Copy every line that contains the string "your" from the entries below.

Stored entries
(begin)
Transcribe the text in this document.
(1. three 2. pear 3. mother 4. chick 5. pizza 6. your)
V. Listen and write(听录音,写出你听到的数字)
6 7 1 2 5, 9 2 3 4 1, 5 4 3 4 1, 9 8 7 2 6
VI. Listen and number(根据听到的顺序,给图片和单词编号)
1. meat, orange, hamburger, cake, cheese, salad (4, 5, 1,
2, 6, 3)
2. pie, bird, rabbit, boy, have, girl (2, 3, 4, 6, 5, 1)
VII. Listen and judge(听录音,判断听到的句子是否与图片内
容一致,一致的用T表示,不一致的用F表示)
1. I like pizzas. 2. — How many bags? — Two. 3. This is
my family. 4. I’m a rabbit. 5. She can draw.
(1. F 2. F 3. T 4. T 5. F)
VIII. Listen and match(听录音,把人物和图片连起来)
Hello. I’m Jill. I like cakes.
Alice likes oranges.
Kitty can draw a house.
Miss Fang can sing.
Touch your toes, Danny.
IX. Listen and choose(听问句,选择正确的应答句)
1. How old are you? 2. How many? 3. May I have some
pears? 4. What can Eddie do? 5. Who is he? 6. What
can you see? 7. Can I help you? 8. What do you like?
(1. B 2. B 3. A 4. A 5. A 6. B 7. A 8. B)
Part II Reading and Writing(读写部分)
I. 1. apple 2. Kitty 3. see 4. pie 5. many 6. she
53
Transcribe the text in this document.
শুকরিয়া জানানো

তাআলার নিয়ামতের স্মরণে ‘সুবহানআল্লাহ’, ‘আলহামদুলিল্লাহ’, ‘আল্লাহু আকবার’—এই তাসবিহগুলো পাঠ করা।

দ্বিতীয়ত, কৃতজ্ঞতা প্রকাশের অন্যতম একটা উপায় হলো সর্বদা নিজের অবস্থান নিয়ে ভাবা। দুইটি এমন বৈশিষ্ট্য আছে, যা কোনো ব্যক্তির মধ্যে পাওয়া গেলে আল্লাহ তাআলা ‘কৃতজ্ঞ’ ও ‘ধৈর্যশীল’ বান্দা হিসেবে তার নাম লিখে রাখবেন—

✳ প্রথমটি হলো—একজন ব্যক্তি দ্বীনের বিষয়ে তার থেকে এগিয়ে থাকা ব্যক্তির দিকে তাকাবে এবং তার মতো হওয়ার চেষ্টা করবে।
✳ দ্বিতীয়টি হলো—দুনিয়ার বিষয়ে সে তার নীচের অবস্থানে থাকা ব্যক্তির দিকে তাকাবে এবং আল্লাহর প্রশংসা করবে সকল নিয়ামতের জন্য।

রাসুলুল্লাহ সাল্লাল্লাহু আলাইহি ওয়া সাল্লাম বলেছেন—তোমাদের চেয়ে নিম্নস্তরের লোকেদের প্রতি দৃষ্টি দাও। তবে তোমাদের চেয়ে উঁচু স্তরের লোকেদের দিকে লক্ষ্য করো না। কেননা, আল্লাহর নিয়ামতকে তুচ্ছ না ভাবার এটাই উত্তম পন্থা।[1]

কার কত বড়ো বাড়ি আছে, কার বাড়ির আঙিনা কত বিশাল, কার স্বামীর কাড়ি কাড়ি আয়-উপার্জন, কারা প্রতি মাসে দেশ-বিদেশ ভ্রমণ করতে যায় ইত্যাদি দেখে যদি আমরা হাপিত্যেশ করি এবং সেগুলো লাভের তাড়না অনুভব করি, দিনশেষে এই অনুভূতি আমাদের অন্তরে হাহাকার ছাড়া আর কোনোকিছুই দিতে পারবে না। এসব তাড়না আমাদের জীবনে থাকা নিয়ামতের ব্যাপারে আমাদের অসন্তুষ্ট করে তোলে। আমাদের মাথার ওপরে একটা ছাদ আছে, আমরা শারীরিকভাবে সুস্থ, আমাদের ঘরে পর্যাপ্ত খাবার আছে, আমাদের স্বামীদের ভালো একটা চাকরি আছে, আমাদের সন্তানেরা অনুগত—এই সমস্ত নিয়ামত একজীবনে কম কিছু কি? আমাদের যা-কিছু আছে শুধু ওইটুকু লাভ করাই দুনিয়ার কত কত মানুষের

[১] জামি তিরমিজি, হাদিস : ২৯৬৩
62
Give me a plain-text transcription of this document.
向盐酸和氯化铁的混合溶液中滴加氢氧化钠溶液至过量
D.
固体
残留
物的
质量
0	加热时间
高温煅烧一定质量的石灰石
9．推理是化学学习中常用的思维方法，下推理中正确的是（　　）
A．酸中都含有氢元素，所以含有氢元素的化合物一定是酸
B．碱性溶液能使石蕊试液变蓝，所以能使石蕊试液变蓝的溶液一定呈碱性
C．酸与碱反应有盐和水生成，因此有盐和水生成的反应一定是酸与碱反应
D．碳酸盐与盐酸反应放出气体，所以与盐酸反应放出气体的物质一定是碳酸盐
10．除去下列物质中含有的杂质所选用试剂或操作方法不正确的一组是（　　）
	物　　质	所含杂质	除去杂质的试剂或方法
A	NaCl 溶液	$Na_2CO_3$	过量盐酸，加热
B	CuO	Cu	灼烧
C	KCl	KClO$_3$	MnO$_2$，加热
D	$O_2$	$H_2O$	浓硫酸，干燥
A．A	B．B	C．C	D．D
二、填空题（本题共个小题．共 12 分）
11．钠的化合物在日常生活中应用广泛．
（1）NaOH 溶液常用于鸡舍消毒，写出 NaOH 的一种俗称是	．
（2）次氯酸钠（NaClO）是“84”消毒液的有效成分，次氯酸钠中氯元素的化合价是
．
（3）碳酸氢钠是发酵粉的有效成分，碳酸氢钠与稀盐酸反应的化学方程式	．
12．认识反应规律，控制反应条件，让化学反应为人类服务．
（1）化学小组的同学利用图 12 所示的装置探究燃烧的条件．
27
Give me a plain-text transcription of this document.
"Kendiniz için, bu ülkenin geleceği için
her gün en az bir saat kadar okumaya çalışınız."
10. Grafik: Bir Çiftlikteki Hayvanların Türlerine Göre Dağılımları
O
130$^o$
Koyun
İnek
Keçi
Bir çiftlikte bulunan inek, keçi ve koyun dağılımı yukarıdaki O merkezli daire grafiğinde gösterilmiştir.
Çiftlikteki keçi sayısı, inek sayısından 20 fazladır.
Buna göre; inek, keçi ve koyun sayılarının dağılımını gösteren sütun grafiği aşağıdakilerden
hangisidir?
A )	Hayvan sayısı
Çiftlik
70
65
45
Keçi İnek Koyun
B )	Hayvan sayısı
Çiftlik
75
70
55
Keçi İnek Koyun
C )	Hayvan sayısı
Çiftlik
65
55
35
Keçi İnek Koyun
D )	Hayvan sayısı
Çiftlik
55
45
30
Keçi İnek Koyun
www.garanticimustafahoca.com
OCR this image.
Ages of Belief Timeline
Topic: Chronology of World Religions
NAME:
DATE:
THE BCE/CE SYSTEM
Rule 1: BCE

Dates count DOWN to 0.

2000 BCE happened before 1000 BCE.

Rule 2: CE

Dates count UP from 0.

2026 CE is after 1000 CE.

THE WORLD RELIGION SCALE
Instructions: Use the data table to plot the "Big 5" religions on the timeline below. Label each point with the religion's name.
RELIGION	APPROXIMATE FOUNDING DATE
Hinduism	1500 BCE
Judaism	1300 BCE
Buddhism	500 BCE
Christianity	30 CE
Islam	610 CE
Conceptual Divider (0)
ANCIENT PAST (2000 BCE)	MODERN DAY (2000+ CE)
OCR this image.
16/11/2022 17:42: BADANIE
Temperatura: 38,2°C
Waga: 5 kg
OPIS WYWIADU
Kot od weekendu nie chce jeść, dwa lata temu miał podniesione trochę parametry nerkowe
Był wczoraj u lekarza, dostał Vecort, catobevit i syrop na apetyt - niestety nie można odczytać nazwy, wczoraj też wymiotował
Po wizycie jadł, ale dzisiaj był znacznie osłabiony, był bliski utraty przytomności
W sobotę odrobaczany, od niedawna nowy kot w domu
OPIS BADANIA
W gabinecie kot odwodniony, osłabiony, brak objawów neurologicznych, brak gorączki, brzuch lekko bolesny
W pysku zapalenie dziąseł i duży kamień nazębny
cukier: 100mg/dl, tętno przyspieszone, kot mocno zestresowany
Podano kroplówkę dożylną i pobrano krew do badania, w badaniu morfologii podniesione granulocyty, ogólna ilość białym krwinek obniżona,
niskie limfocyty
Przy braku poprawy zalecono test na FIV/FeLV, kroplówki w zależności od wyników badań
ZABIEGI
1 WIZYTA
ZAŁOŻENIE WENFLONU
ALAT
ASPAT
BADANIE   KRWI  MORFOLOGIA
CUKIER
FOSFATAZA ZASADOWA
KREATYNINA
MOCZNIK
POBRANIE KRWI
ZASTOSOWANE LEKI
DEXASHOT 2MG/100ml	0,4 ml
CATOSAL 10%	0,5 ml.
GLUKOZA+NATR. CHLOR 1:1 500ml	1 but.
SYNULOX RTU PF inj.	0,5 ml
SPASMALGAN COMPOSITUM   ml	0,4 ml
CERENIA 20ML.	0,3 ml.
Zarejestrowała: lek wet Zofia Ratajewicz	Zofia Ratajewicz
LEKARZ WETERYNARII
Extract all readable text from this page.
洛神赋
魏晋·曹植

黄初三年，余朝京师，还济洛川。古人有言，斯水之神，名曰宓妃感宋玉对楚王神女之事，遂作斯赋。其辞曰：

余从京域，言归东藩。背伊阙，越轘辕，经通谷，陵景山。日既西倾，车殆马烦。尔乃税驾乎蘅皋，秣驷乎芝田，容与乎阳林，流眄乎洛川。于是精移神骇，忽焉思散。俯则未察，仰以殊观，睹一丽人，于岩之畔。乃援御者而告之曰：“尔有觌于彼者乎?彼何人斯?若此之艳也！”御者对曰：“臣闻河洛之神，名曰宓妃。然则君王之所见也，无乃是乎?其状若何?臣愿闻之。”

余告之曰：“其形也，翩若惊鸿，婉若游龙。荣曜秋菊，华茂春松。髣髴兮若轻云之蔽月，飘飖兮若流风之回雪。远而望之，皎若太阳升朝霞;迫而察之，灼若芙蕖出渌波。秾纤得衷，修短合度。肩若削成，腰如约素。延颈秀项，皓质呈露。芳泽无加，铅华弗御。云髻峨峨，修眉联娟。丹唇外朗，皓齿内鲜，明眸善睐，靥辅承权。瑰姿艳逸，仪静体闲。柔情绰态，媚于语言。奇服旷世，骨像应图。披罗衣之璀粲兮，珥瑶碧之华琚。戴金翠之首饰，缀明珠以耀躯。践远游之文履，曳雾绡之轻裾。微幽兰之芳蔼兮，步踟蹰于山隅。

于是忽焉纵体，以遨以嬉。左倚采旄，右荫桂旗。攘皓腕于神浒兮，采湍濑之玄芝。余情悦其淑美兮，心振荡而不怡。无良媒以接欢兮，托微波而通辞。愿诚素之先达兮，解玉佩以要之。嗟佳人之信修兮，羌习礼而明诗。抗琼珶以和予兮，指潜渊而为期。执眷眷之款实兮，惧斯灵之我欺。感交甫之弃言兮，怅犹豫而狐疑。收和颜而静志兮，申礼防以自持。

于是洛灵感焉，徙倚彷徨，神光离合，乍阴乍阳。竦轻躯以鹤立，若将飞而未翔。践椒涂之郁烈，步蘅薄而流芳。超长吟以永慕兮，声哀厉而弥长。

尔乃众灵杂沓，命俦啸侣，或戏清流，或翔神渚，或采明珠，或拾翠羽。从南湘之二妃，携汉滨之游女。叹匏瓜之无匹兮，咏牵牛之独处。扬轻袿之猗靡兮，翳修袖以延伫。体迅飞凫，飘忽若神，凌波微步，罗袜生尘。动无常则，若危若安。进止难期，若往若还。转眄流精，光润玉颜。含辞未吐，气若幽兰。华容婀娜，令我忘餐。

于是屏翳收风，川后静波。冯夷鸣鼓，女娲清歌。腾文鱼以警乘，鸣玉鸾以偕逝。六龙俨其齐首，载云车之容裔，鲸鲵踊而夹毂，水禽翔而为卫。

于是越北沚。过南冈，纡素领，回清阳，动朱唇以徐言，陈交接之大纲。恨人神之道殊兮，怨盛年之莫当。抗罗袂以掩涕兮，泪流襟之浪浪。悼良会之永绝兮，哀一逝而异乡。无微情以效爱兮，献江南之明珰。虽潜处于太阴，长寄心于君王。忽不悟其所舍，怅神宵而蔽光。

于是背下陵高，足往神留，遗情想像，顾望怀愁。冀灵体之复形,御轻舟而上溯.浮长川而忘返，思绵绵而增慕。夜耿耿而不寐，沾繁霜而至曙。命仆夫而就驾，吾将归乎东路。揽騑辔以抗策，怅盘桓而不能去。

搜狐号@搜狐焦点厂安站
(end)
_Exercise result_
(1. three 2. pear 3. mother 4. chick 5. pizza 6. your)
Touch your toes, Danny.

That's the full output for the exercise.